Locate the lines where "随着学生的回答" occurs and copy them as they stand.
══════
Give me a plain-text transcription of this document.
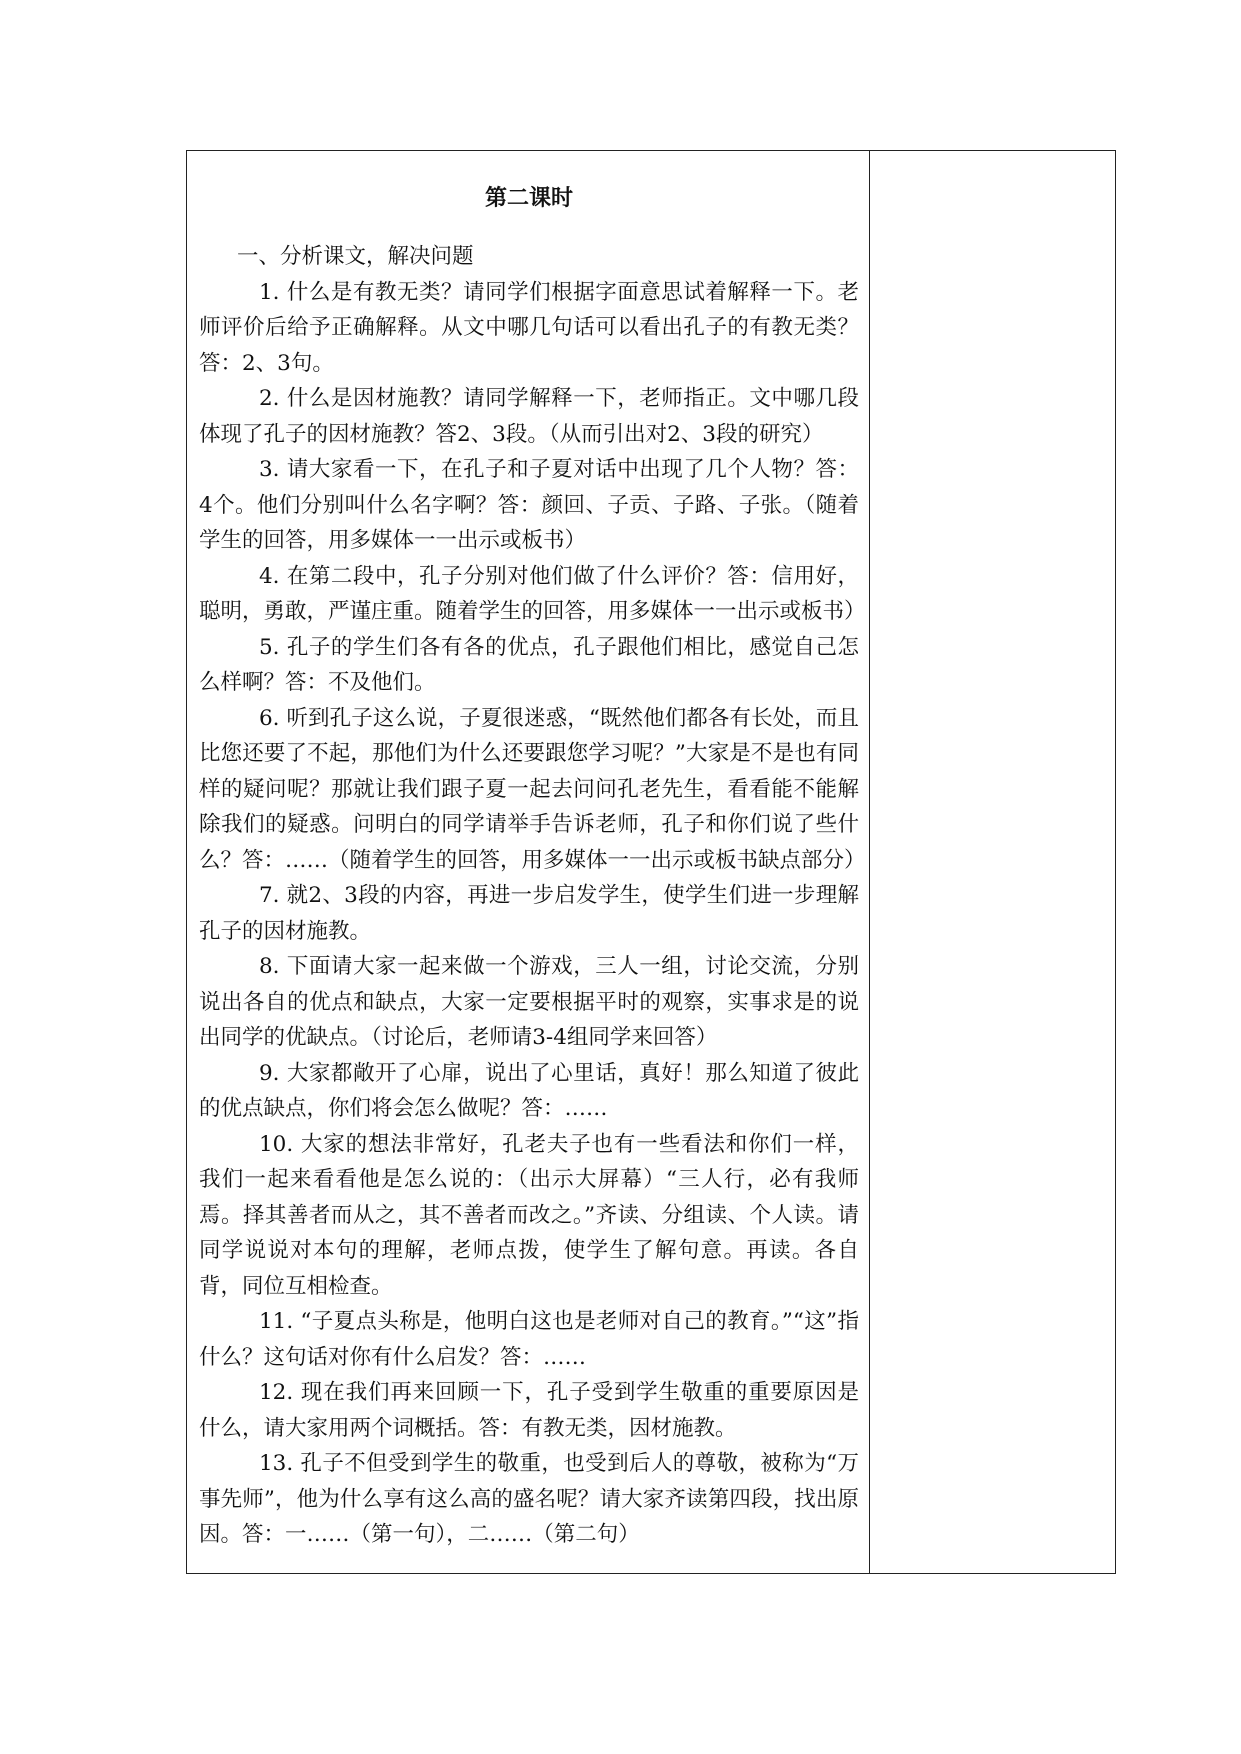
第二课时

一、分析课文，解决问题

1. 什么是有教无类？请同学们根据字面意思试着解释一下。老师评价后给予正确解释。从文中哪几句话可以看出孔子的有教无类？答：2、3句。

2. 什么是因材施教？请同学解释一下，老师指正。文中哪几段体现了孔子的因材施教？答2、3段。（从而引出对2、3段的研究）

3. 请大家看一下，在孔子和子夏对话中出现了几个人物？答：4个。他们分别叫什么名字啊？答：颜回、子贡、子路、子张。（随着学生的回答，用多媒体一一出示或板书）

4. 在第二段中，孔子分别对他们做了什么评价？答：信用好，聪明，勇敢，严谨庄重。随着学生的回答，用多媒体一一出示或板书）

5. 孔子的学生们各有各的优点，孔子跟他们相比，感觉自己怎么样啊？答：不及他们。

6. 听到孔子这么说，子夏很迷惑，“既然他们都各有长处，而且比您还要了不起，那他们为什么还要跟您学习呢？”大家是不是也有同样的疑问呢？那就让我们跟子夏一起去问问孔老先生，看看能不能解除我们的疑惑。问明白的同学请举手告诉老师，孔子和你们说了些什么？答：……（随着学生的回答，用多媒体一一出示或板书缺点部分）

7. 就2、3段的内容，再进一步启发学生，使学生们进一步理解孔子的因材施教。

8. 下面请大家一起来做一个游戏，三人一组，讨论交流，分别说出各自的优点和缺点，大家一定要根据平时的观察，实事求是的说出同学的优缺点。（讨论后，老师请3-4组同学来回答）

9. 大家都敞开了心扉，说出了心里话，真好！那么知道了彼此的优点缺点，你们将会怎么做呢？答：……

10. 大家的想法非常好，孔老夫子也有一些看法和你们一样，我们一起来看看他是怎么说的：（出示大屏幕）“三人行，必有我师焉。择其善者而从之，其不善者而改之。”齐读、分组读、个人读。请同学说说对本句的理解，老师点拨，使学生了解句意。再读。各自背，同位互相检查。

11. “子夏点头称是，他明白这也是老师对自己的教育。”“这”指什么？这句话对你有什么启发？答：……

12. 现在我们再来回顾一下，孔子受到学生敬重的重要原因是什么，请大家用两个词概括。答：有教无类，因材施教。

13. 孔子不但受到学生的敬重，也受到后人的尊敬，被称为“万事先师”，他为什么享有这么高的盛名呢？请大家齐读第四段，找出原因。答：一……（第一句），二……（第二句）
══════
SOLUTION TO THIS PROBLEM ->
3. 请大家看一下，在孔子和子夏对话中出现了几个人物？答：4个。他们分别叫什么名字啊？答：颜回、子贡、子路、子张。（随着学生的回答，用多媒体一一出示或板书）
4. 在第二段中，孔子分别对他们做了什么评价？答：信用好，聪明，勇敢，严谨庄重。随着学生的回答，用多媒体一一出示或板书）
6. 听到孔子这么说，子夏很迷惑，“既然他们都各有长处，而且比您还要了不起，那他们为什么还要跟您学习呢？”大家是不是也有同样的疑问呢？那就让我们跟子夏一起去问问孔老先生，看看能不能解除我们的疑惑。问明白的同学请举手告诉老师，孔子和你们说了些什么？答：……（随着学生的回答，用多媒体一一出示或板书缺点部分）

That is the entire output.